* [Task instructions]: Can you write out the whole listing exactly?

* [Extracted information]:
------------------------------------

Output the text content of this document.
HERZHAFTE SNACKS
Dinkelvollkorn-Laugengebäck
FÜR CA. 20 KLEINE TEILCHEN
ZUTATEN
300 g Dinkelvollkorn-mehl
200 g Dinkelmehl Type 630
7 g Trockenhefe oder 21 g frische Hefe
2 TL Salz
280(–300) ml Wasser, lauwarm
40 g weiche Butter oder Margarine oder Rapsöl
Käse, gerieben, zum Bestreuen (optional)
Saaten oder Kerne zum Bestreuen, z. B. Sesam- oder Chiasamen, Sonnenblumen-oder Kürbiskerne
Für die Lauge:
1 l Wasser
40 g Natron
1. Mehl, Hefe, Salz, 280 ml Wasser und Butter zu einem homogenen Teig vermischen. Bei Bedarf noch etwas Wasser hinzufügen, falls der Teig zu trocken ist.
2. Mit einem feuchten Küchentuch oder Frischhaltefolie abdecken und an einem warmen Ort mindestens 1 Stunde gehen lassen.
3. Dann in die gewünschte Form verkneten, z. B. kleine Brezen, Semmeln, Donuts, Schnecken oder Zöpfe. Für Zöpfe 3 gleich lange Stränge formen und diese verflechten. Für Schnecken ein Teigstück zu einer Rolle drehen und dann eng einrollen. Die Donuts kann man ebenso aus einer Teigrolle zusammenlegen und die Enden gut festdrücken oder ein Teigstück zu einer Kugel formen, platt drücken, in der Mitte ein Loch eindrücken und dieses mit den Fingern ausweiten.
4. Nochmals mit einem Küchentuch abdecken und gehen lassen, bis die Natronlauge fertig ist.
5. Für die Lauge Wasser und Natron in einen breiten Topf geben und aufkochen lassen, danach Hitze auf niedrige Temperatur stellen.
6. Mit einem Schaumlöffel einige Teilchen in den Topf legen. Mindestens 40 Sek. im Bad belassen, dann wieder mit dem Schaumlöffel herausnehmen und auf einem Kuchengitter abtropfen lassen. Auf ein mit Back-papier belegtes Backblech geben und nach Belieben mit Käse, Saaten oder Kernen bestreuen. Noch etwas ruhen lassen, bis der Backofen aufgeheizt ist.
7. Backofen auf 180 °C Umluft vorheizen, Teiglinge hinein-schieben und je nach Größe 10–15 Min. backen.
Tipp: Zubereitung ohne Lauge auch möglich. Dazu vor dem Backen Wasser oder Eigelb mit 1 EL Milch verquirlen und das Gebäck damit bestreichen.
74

------------------------------------

* [Result of the task]:
Output the text content of this document.
HERZHAFTE SNACKS
Dinkelvollkorn-Laugengebäck
FÜR CA. 20 KLEINE TEILCHEN
ZUTATEN
300 g Dinkelvollkorn-mehl
200 g Dinkelmehl Type 630
7 g Trockenhefe oder 21 g frische Hefe
2 TL Salz
280(–300) ml Wasser, lauwarm
40 g weiche Butter oder Margarine oder Rapsöl
Käse, gerieben, zum Bestreuen (optional)
Saaten oder Kerne zum Bestreuen, z. B. Sesam- oder Chiasamen, Sonnenblumen-oder Kürbiskerne
Für die Lauge:
1 l Wasser
40 g Natron
1. Mehl, Hefe, Salz, 280 ml Wasser und Butter zu einem homogenen Teig vermischen. Bei Bedarf noch etwas Wasser hinzufügen, falls der Teig zu trocken ist.
2. Mit einem feuchten Küchentuch oder Frischhaltefolie abdecken und an einem warmen Ort mindestens 1 Stunde gehen lassen.
3. Dann in die gewünschte Form verkneten, z. B. kleine Brezen, Semmeln, Donuts, Schnecken oder Zöpfe. Für Zöpfe 3 gleich lange Stränge formen und diese verflechten. Für Schnecken ein Teigstück zu einer Rolle drehen und dann eng einrollen. Die Donuts kann man ebenso aus einer Teigrolle zusammenlegen und die Enden gut festdrücken oder ein Teigstück zu einer Kugel formen, platt drücken, in der Mitte ein Loch eindrücken und dieses mit den Fingern ausweiten.
4. Nochmals mit einem Küchentuch abdecken und gehen lassen, bis die Natronlauge fertig ist.
5. Für die Lauge Wasser und Natron in einen breiten Topf geben und aufkochen lassen, danach Hitze auf niedrige Temperatur stellen.
6. Mit einem Schaumlöffel einige Teilchen in den Topf legen. Mindestens 40 Sek. im Bad belassen, dann wieder mit dem Schaumlöffel herausnehmen und auf einem Kuchengitter abtropfen lassen. Auf ein mit Back-papier belegtes Backblech geben und nach Belieben mit Käse, Saaten oder Kernen bestreuen. Noch etwas ruhen lassen, bis der Backofen aufgeheizt ist.
7. Backofen auf 180 °C Umluft vorheizen, Teiglinge hinein-schieben und je nach Größe 10–15 Min. backen.
Tipp: Zubereitung ohne Lauge auch möglich. Dazu vor dem Backen Wasser oder Eigelb mit 1 EL Milch verquirlen und das Gebäck damit bestreichen.
74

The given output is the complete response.